>> start
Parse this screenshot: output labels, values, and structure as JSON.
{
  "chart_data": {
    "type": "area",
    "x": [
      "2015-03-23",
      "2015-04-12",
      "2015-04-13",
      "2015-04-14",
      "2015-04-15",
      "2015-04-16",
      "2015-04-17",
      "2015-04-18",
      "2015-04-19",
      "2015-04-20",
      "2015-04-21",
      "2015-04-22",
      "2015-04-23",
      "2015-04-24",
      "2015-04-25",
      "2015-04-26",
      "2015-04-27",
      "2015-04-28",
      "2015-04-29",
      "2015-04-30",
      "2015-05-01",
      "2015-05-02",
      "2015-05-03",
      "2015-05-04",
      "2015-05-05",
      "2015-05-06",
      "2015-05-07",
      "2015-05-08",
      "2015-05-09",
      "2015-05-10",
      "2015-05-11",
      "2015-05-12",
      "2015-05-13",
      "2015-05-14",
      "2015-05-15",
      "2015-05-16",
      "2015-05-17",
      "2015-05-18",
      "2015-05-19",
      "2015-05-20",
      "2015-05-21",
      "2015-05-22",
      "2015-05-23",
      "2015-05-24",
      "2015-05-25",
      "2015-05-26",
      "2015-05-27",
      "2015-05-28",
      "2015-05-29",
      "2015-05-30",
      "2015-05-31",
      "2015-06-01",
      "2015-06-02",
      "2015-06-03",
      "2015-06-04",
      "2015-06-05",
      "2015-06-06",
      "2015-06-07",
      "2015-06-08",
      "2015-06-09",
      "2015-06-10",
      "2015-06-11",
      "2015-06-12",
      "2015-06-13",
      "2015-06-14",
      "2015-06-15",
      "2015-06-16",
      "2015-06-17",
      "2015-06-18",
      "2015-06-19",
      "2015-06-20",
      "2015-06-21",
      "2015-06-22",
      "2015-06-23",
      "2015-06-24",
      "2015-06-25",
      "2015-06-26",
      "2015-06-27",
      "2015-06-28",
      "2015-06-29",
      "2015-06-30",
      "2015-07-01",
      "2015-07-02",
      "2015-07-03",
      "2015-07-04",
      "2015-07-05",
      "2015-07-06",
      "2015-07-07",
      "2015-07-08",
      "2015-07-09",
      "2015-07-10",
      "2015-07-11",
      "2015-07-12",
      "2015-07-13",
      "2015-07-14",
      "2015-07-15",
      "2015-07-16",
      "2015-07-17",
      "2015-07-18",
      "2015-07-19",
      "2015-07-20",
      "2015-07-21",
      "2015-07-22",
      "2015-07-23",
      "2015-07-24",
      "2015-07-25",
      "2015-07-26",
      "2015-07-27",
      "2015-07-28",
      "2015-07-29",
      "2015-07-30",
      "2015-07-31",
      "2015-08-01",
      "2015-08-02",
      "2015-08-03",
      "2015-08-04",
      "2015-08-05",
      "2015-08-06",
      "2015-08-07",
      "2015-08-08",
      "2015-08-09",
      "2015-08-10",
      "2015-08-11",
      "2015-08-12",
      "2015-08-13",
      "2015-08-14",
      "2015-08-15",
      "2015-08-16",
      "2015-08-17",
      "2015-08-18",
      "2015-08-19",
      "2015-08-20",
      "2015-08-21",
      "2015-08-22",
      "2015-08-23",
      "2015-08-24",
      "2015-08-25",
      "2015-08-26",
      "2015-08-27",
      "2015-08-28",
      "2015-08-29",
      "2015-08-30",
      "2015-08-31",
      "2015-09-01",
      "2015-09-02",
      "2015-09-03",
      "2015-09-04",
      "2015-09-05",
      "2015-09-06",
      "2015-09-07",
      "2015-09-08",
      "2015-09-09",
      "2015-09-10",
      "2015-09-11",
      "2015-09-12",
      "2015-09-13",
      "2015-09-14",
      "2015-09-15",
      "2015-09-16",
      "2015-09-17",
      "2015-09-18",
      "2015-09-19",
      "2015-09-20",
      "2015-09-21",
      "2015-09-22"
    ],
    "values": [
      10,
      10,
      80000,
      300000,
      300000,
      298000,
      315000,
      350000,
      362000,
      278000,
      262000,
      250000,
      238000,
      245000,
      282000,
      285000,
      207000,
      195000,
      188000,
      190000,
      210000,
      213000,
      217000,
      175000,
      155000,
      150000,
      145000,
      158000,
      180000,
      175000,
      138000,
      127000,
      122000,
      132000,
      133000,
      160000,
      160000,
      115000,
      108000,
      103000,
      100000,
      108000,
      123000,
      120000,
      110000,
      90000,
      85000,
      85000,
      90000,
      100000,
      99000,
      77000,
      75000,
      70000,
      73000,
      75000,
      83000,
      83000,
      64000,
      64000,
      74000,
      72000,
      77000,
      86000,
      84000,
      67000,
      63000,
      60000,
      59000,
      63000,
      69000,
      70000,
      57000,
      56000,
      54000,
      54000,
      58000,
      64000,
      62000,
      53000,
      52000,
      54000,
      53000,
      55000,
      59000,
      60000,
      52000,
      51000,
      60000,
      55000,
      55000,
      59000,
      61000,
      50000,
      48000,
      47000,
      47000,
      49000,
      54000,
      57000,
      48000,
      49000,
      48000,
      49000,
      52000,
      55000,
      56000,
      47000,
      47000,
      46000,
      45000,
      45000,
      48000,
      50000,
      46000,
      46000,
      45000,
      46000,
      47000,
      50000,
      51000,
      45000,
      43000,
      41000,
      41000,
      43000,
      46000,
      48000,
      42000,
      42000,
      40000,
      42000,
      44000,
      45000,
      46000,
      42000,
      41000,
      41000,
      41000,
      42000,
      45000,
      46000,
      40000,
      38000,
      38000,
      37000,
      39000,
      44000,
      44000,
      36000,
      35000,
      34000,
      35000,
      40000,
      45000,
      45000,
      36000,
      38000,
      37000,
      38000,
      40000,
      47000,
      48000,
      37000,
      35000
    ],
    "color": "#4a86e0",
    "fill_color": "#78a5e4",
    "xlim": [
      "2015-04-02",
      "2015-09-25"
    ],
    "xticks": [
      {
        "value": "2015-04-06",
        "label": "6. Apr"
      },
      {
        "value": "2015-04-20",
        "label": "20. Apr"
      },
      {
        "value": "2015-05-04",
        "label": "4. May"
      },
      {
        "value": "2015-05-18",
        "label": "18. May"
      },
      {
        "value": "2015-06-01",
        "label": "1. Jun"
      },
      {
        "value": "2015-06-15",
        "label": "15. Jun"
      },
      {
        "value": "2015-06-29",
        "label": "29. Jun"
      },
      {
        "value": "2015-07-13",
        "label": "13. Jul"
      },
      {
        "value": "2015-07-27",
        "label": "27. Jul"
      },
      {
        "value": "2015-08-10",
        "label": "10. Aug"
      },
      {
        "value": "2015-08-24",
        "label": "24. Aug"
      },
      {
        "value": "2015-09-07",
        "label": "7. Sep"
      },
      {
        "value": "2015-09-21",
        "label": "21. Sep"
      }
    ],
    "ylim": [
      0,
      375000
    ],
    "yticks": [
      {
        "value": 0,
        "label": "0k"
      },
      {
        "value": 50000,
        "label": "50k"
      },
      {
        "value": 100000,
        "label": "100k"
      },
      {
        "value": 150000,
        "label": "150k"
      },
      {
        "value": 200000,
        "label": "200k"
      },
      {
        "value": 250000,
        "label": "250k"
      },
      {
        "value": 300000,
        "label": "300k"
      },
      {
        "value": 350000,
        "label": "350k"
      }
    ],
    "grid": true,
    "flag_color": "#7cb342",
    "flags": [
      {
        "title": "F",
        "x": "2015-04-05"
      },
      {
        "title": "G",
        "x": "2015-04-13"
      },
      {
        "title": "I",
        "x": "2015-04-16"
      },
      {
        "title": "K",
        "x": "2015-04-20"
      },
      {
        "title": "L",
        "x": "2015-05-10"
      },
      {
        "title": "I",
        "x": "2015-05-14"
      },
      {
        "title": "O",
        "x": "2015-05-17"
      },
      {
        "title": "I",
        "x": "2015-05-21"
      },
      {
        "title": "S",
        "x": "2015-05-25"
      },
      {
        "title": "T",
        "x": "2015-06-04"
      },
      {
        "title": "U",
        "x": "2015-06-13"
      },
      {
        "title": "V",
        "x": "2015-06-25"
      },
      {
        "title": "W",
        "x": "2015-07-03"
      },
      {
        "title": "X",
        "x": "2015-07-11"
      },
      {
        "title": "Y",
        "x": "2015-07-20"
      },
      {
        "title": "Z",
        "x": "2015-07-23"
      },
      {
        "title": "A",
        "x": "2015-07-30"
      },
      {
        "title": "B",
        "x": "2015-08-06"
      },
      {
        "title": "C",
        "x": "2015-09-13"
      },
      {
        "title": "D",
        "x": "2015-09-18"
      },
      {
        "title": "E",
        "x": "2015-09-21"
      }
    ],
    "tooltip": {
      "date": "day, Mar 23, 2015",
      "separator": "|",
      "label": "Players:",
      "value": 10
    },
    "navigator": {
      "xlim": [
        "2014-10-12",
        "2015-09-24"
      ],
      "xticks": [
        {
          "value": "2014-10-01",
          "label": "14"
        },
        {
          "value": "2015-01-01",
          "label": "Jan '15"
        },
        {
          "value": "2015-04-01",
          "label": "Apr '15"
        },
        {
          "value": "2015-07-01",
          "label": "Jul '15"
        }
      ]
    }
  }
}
>> end
Exercise requirements: Find the lines that include the string "values", then copy each of them.

Written answer:
Parse this screenshot: output labels, values, and structure as JSON.
    "values": [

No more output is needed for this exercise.